:: Task to carry out ::
Write out the records below word for word, please.

———

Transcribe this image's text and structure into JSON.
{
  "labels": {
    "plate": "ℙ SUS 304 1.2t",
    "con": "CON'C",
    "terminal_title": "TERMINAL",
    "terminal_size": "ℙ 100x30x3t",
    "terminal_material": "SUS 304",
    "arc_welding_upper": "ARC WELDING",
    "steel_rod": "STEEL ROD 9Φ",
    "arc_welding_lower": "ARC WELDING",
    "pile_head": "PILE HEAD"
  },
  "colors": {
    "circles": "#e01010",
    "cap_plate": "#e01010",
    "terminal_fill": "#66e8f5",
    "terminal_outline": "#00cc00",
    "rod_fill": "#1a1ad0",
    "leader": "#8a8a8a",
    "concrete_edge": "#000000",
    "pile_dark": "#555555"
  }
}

———

:: Solution for this problem ::
Transcribe this image's text and structure into JSON.
{
  "labels": {
    "plate": "ℙ SUS 304 1.2t",
    "con": "CON'C",
    "terminal_title": "TERMINAL",
    "terminal_size": "ℙ 100x30x3t",
    "terminal_material": "SUS 304",
    "arc_welding_upper": "ARC WELDING",
    "steel_rod": "STEEL ROD 9Φ",
    "arc_welding_lower": "ARC WELDING",
    "pile_head": "PILE HEAD"
  },
  "colors": {
    "circles": "#e01010",
    "cap_plate": "#e01010",
    "terminal_fill": "#66e8f5",
    "terminal_outline": "#00cc00",
    "rod_fill": "#1a1ad0",
    "leader": "#8a8a8a",
    "concrete_edge": "#000000",
    "pile_dark": "#555555"
  }
}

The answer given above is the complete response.